> **Requirements**:
Copy everything in the listing below word for word, apart from any images.

> **Information supplied**:
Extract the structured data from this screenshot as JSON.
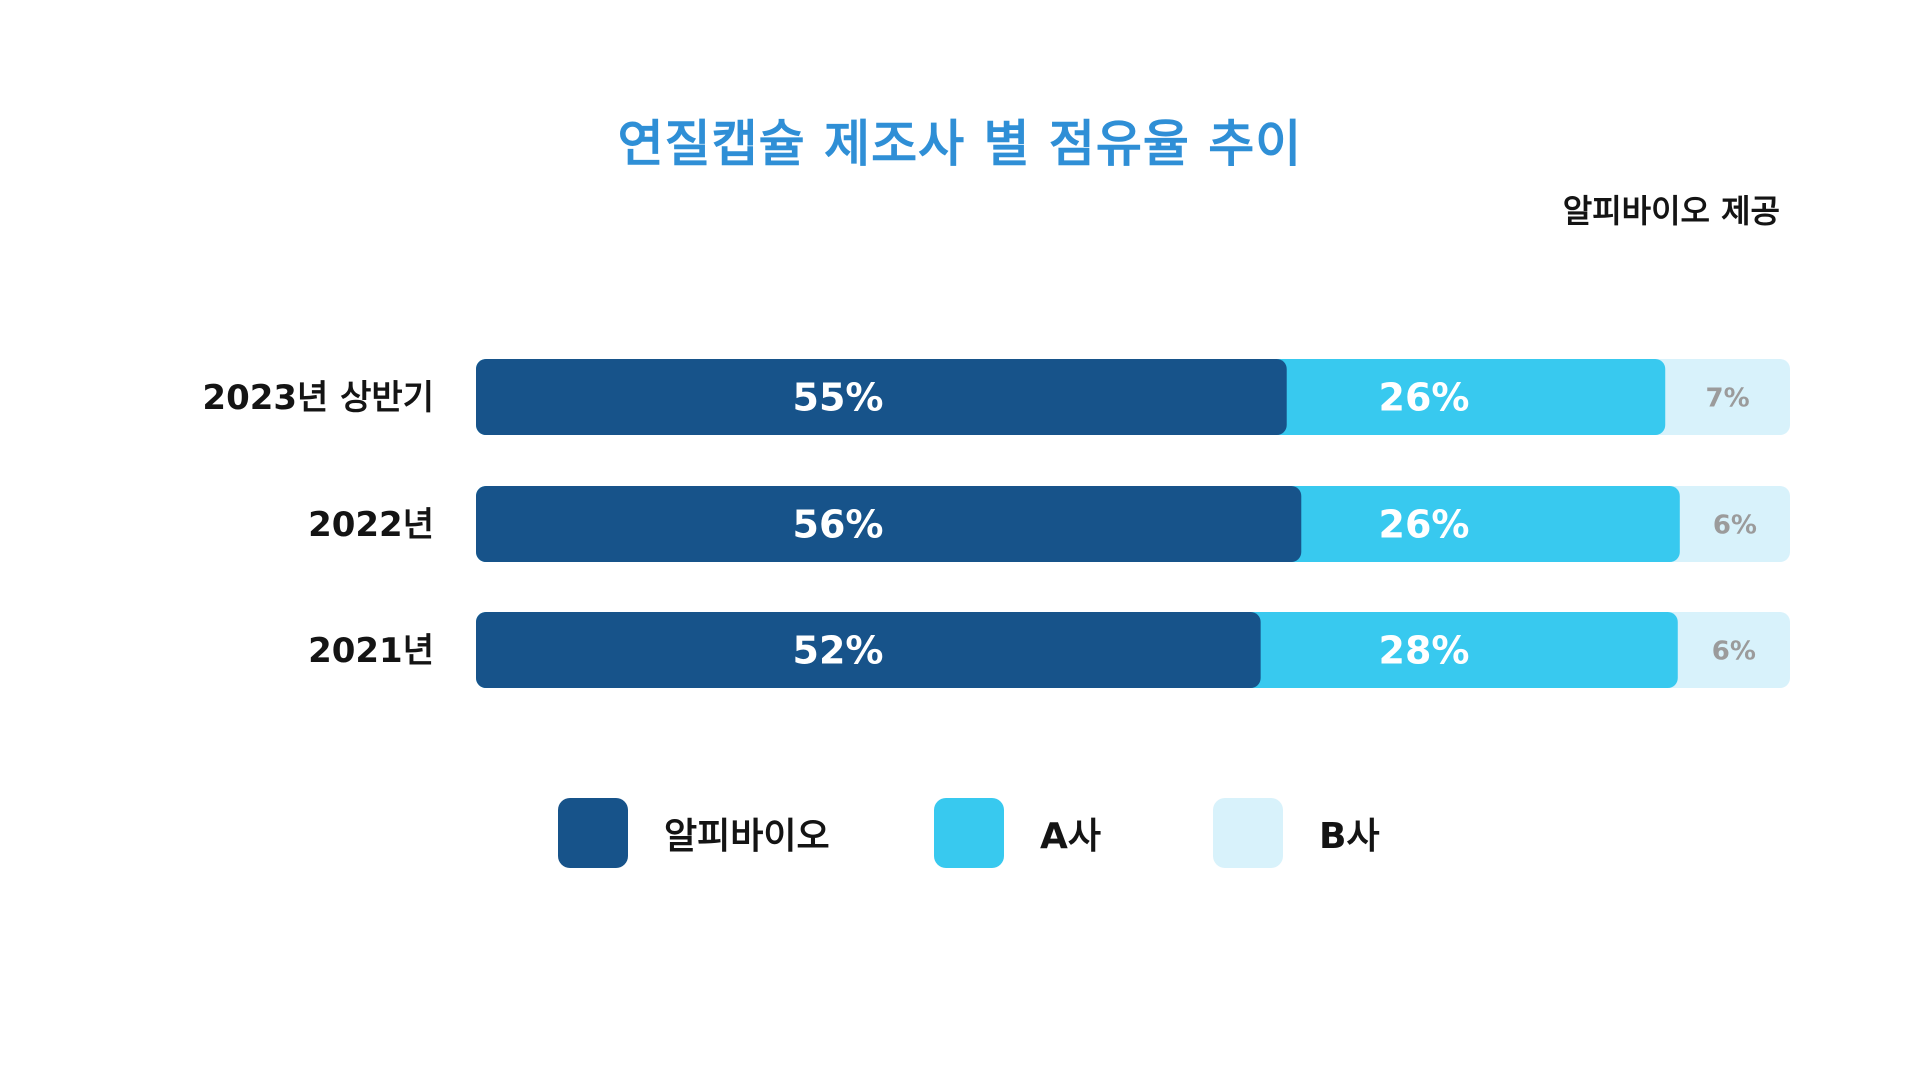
{
  "chart_data": {
    "type": "bar",
    "orientation": "horizontal",
    "stacked": true,
    "title": "연질캡슐 제조사 별 점유율 추이",
    "source_note": "알피바이오 제공",
    "categories": [
      "2023년 상반기",
      "2022년",
      "2021년"
    ],
    "series": [
      {
        "name": "알피바이오",
        "values": [
          55,
          56,
          52
        ],
        "labels": [
          "55%",
          "56%",
          "52%"
        ],
        "color": "#17538a",
        "label_color": "#ffffff"
      },
      {
        "name": "A사",
        "values": [
          26,
          26,
          28
        ],
        "labels": [
          "26%",
          "26%",
          "28%"
        ],
        "color": "#38c9ef",
        "label_color": "#ffffff"
      },
      {
        "name": "B사",
        "values": [
          7,
          6,
          6
        ],
        "labels": [
          "7%",
          "6%",
          "6%"
        ],
        "color": "#d8f2fb",
        "label_color": "#9b9b9b"
      }
    ],
    "legend": {
      "position": "bottom"
    },
    "grid": false
  }
}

> **Task solution**:
Extract the structured data from this screenshot as JSON.
{
  "chart_data": {
    "type": "bar",
    "orientation": "horizontal",
    "stacked": true,
    "title": "연질캡슐 제조사 별 점유율 추이",
    "source_note": "알피바이오 제공",
    "categories": [
      "2023년 상반기",
      "2022년",
      "2021년"
    ],
    "series": [
      {
        "name": "알피바이오",
        "values": [
          55,
          56,
          52
        ],
        "labels": [
          "55%",
          "56%",
          "52%"
        ],
        "color": "#17538a",
        "label_color": "#ffffff"
      },
      {
        "name": "A사",
        "values": [
          26,
          26,
          28
        ],
        "labels": [
          "26%",
          "26%",
          "28%"
        ],
        "color": "#38c9ef",
        "label_color": "#ffffff"
      },
      {
        "name": "B사",
        "values": [
          7,
          6,
          6
        ],
        "labels": [
          "7%",
          "6%",
          "6%"
        ],
        "color": "#d8f2fb",
        "label_color": "#9b9b9b"
      }
    ],
    "legend": {
      "position": "bottom"
    },
    "grid": false
  }
}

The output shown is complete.